| Problem to work on |
Scan the material below for lines with the word "atas" and report how many there are, with nothing added.
◆ ◆ ◆
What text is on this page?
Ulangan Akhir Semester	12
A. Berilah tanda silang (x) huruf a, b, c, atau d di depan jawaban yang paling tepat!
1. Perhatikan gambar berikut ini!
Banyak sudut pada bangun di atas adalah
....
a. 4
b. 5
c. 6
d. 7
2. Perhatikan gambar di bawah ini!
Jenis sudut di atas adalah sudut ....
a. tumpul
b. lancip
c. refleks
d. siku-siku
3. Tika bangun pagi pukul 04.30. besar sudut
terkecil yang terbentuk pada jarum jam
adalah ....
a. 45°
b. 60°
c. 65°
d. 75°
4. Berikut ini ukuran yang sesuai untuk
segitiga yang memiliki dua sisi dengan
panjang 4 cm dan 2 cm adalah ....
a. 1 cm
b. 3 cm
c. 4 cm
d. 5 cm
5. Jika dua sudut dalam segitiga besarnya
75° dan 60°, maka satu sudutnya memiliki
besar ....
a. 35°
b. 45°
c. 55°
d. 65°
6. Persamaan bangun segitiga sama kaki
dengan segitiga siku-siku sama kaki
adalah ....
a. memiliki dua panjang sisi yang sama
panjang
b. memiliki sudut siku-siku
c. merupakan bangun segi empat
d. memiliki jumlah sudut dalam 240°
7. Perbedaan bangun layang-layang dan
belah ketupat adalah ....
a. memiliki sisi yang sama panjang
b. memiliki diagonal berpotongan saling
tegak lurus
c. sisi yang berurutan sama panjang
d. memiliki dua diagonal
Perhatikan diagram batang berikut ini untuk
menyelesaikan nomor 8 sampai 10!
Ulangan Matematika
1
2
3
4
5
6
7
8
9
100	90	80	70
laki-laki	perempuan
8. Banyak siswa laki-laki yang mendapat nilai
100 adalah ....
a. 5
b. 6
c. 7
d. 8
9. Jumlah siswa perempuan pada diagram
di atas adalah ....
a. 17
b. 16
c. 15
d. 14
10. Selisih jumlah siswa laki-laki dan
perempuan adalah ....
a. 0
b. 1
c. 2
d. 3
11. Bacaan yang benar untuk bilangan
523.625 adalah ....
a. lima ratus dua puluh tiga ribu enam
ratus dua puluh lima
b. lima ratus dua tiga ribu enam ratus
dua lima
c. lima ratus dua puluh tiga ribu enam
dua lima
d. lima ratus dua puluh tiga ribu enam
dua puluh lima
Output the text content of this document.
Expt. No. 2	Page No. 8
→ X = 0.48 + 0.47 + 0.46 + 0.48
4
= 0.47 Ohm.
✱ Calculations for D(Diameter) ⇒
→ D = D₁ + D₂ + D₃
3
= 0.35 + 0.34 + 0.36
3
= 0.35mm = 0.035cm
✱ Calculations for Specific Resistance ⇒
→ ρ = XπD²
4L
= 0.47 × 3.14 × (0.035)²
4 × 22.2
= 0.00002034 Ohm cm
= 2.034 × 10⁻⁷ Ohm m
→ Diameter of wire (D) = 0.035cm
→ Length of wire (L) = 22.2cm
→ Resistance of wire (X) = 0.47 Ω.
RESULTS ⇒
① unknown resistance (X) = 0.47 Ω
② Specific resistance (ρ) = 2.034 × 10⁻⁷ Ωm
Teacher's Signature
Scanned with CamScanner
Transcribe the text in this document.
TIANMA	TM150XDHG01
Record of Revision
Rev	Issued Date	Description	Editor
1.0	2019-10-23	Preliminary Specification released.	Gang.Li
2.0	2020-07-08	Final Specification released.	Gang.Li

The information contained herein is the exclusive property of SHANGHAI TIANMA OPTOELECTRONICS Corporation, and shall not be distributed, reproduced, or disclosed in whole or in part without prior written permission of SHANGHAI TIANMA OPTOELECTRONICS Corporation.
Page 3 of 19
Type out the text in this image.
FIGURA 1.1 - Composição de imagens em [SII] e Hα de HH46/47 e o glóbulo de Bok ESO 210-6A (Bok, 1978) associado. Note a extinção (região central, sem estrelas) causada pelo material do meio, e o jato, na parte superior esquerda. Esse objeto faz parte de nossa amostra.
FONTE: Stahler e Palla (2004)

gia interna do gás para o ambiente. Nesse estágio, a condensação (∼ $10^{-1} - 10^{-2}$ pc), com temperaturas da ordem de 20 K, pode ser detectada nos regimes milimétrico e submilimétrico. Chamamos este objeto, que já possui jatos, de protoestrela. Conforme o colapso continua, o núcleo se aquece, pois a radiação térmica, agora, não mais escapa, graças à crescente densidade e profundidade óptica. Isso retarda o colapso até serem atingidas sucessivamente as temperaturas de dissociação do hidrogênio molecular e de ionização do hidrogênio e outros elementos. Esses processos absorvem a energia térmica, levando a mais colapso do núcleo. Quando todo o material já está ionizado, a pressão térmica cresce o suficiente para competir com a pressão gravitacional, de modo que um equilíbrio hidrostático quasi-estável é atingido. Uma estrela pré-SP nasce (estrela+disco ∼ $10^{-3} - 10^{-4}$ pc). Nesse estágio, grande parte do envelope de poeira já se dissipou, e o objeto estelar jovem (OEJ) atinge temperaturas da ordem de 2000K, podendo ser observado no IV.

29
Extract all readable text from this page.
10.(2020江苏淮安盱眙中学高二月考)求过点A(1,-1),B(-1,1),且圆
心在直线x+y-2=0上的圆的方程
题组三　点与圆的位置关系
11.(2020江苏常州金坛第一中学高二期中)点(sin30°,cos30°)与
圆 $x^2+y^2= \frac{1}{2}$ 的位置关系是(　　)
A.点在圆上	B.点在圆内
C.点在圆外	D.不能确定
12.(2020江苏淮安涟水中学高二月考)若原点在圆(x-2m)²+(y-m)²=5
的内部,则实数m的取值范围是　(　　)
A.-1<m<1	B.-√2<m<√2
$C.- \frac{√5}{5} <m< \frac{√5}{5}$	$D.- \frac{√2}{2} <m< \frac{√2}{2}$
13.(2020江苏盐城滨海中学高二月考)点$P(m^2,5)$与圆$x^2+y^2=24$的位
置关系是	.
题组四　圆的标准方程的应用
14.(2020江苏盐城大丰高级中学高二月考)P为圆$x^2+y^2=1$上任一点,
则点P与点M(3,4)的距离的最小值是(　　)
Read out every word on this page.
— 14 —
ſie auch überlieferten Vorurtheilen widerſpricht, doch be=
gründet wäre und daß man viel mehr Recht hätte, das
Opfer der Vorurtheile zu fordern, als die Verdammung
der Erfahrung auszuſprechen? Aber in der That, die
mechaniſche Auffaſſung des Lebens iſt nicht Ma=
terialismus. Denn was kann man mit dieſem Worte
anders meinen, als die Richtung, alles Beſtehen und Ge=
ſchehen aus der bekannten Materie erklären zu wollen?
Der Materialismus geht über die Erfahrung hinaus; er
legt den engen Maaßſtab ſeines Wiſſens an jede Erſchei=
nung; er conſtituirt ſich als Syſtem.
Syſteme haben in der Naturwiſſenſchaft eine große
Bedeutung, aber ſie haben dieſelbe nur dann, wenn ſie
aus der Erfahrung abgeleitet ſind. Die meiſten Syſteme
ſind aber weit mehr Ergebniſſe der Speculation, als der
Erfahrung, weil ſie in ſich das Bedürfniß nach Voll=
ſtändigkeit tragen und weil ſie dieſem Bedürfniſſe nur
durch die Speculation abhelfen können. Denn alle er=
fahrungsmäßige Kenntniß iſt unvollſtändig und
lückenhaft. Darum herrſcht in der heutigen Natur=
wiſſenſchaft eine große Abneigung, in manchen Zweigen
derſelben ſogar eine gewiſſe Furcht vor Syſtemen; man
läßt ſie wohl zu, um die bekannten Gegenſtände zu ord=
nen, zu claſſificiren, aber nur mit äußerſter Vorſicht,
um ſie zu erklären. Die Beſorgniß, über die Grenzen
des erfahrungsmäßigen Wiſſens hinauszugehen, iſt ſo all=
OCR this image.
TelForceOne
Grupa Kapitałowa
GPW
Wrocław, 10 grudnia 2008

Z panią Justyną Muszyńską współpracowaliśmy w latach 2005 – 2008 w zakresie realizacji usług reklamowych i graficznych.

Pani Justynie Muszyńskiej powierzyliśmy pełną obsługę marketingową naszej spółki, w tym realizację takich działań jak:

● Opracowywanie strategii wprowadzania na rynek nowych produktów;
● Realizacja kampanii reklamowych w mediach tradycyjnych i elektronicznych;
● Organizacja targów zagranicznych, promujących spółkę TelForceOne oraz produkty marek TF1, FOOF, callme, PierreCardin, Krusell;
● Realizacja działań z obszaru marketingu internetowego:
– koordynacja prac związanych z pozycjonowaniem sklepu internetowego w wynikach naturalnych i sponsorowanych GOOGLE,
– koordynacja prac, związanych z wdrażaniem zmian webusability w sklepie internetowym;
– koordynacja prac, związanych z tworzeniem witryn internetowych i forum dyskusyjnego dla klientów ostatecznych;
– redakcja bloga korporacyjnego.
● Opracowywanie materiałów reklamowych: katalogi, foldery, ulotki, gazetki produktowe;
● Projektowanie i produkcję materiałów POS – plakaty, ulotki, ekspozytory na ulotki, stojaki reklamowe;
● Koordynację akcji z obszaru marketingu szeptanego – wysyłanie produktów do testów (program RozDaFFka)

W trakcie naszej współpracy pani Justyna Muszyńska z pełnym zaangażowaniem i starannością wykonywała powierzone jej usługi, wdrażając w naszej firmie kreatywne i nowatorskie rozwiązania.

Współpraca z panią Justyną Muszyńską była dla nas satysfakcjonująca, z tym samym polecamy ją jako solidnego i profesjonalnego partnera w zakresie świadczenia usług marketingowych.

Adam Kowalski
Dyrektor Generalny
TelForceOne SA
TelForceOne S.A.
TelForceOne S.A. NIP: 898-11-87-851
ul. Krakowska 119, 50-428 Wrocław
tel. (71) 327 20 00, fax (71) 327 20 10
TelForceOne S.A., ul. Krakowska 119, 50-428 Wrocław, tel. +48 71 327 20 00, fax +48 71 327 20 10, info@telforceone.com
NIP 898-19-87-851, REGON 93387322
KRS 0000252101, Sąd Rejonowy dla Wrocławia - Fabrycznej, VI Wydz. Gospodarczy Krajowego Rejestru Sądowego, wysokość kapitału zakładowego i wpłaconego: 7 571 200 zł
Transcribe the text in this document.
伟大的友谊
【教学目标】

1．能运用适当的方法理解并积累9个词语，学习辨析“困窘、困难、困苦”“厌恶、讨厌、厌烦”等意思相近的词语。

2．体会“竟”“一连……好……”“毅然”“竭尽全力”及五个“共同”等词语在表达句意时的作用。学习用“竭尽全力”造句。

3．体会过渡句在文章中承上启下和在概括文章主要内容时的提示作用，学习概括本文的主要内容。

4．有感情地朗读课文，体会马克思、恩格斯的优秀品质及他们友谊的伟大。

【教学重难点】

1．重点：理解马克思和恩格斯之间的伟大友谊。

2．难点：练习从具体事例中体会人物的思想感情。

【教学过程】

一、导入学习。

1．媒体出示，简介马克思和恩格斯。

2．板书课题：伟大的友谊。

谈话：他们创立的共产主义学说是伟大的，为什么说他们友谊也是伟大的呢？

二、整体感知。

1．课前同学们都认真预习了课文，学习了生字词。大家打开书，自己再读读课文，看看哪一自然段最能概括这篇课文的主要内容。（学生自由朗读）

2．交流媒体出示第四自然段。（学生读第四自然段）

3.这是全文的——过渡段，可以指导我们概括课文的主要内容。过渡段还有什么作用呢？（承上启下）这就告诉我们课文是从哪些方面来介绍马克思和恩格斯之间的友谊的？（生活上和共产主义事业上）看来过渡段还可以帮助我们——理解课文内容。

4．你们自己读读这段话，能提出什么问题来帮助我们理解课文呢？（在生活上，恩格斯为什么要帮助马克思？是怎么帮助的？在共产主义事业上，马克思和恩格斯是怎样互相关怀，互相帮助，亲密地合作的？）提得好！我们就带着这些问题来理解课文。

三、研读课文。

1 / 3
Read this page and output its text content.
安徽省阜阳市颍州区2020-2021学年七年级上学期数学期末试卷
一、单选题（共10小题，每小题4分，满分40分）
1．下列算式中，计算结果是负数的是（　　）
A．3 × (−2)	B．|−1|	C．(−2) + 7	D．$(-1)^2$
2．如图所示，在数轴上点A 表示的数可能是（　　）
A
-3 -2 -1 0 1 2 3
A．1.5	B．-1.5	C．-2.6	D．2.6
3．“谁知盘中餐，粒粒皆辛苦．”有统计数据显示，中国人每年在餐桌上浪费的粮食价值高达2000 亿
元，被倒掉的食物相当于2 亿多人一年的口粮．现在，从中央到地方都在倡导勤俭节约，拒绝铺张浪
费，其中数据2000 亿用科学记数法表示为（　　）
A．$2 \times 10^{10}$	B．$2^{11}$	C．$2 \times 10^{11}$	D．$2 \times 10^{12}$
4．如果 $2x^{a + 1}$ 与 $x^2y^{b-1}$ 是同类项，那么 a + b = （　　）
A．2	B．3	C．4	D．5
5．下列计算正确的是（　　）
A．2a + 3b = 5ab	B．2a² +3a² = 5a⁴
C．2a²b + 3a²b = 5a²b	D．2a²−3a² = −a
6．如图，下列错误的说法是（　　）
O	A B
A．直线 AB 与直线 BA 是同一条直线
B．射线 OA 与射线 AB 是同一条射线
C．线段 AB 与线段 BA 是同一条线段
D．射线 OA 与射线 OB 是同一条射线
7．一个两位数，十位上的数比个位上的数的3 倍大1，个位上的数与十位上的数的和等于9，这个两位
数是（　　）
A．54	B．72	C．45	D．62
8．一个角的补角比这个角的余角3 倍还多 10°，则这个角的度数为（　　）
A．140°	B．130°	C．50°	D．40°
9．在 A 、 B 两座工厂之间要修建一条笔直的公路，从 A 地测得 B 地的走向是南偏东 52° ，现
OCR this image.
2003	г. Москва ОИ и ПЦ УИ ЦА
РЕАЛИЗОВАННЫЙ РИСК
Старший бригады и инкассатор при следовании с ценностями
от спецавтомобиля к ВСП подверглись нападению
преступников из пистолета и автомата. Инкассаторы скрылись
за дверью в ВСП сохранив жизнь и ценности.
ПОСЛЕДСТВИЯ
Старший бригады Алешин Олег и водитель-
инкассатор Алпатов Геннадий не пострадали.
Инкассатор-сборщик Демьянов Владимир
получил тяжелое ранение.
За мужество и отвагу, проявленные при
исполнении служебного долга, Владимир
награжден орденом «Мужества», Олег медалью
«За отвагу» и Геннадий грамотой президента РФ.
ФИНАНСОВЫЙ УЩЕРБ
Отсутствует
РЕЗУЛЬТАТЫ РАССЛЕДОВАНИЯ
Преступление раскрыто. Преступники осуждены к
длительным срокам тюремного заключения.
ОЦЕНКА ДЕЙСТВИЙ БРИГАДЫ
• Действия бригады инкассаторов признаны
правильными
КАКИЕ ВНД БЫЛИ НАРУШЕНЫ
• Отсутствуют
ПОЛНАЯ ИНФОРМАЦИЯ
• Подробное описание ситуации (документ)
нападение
◆ ◆ ◆
| Solved problem |
3